Exercise requirements:
Show every line that has the string "move" in it.

start

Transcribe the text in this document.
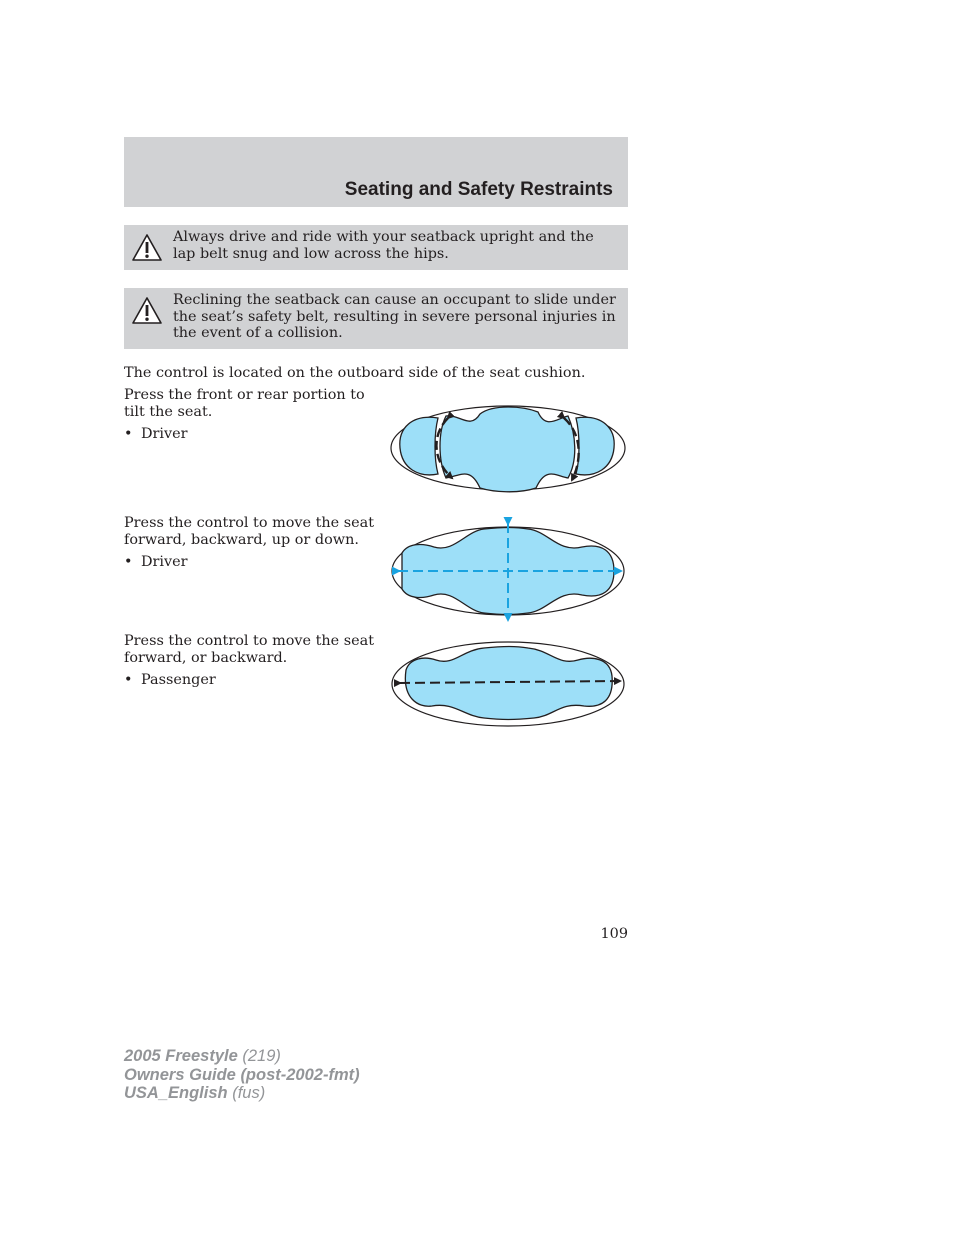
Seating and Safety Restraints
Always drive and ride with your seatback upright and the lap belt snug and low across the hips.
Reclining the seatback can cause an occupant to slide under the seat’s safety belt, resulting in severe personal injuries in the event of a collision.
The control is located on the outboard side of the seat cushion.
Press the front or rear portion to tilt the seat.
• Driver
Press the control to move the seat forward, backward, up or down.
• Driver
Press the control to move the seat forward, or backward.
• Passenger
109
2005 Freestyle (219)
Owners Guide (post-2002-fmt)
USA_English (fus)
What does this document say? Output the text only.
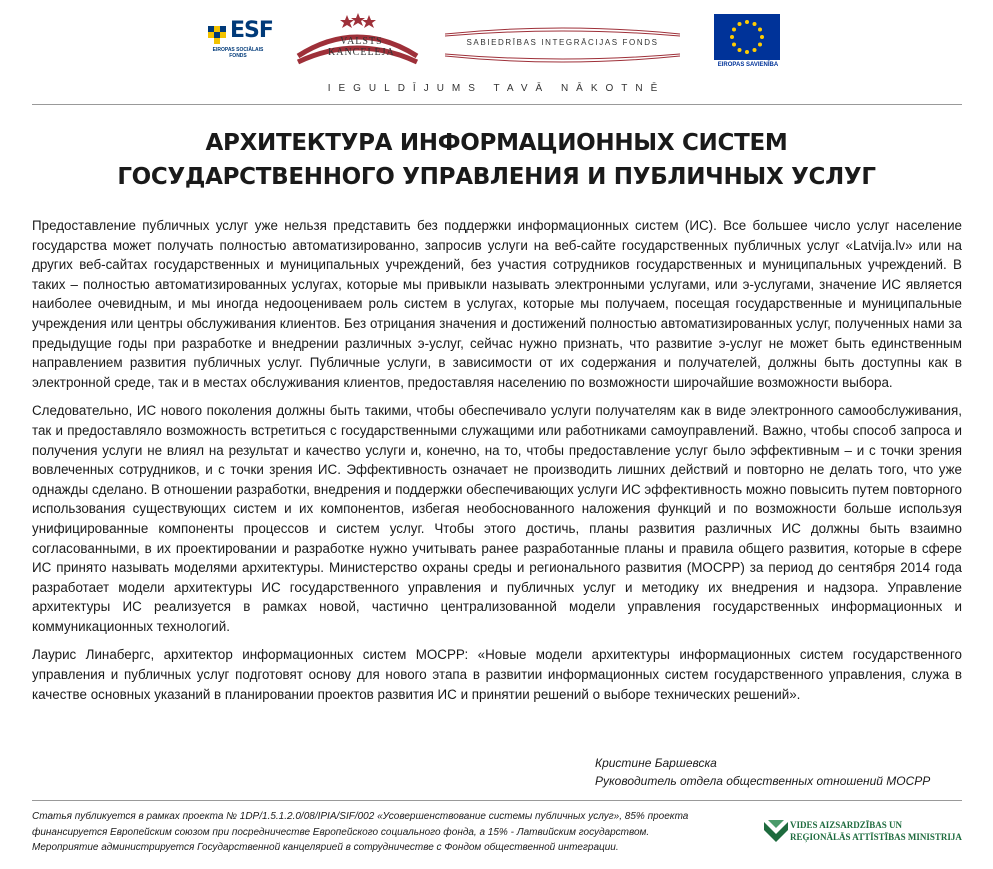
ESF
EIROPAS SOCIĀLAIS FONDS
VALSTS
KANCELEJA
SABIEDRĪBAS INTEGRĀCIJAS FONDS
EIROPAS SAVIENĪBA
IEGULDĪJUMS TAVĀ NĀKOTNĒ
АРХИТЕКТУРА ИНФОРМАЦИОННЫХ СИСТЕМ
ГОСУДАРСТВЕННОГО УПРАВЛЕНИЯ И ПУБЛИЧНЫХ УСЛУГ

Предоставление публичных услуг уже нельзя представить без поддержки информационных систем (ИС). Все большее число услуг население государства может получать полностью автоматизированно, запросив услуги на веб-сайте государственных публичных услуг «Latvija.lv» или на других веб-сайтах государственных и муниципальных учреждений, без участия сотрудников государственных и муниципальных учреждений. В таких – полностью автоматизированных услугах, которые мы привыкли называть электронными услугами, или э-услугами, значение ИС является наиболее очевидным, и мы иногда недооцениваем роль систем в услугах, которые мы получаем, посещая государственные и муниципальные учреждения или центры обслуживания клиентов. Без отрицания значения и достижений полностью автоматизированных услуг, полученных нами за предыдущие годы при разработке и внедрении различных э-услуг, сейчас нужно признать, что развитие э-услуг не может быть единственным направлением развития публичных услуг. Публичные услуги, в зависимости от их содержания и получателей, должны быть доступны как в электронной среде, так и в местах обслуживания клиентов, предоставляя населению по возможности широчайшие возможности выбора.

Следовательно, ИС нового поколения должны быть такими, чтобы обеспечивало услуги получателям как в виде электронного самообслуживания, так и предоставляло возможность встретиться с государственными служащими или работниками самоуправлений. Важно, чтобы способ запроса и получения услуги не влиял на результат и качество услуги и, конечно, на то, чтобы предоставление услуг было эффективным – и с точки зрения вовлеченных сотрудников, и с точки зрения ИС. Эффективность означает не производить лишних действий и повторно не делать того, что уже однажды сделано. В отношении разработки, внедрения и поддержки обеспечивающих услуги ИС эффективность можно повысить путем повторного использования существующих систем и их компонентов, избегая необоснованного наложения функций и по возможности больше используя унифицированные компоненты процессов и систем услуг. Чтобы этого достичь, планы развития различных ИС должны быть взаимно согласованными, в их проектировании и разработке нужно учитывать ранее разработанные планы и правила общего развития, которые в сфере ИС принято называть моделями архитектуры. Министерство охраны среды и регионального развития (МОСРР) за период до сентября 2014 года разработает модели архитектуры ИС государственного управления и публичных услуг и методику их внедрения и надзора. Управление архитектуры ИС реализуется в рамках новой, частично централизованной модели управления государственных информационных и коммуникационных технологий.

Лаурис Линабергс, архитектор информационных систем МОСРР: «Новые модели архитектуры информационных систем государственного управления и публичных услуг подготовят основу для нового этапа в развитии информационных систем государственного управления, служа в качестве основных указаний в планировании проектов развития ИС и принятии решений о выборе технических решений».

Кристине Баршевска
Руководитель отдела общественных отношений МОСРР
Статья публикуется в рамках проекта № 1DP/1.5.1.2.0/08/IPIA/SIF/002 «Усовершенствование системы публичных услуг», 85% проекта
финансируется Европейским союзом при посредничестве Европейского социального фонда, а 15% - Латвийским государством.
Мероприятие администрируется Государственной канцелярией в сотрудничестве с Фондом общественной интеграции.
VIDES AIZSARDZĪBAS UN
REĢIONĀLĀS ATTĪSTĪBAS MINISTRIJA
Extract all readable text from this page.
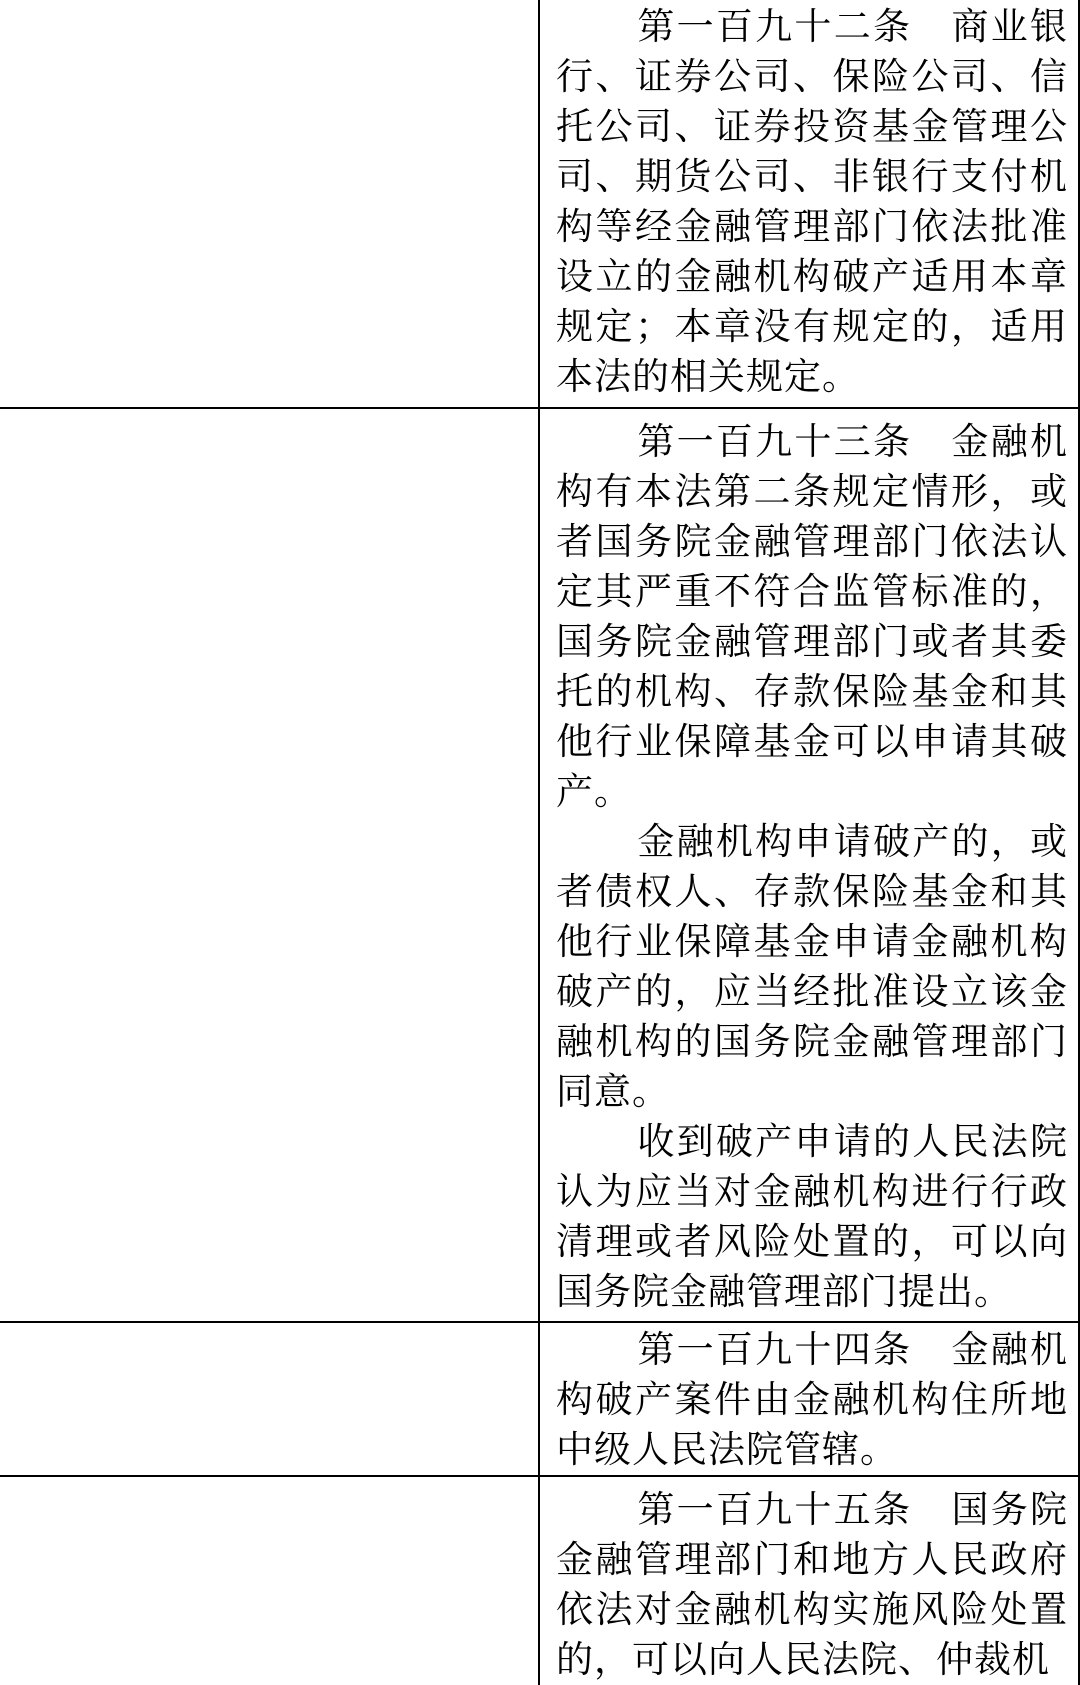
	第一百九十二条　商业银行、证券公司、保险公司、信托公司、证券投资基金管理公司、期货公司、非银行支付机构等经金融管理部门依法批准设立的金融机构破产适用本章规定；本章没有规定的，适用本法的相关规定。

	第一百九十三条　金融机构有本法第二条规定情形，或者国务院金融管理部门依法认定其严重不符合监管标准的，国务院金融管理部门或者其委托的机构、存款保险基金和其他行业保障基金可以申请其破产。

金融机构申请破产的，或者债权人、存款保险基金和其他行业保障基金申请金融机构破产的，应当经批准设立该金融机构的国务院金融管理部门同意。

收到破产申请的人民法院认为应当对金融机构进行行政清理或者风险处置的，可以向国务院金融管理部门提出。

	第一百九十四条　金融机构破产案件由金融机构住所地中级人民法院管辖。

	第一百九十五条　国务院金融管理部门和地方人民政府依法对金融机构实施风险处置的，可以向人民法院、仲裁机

end

Output for this exercise:
Press the control to move the seat forward, backward, up or down.
Press the control to move the seat forward, or backward.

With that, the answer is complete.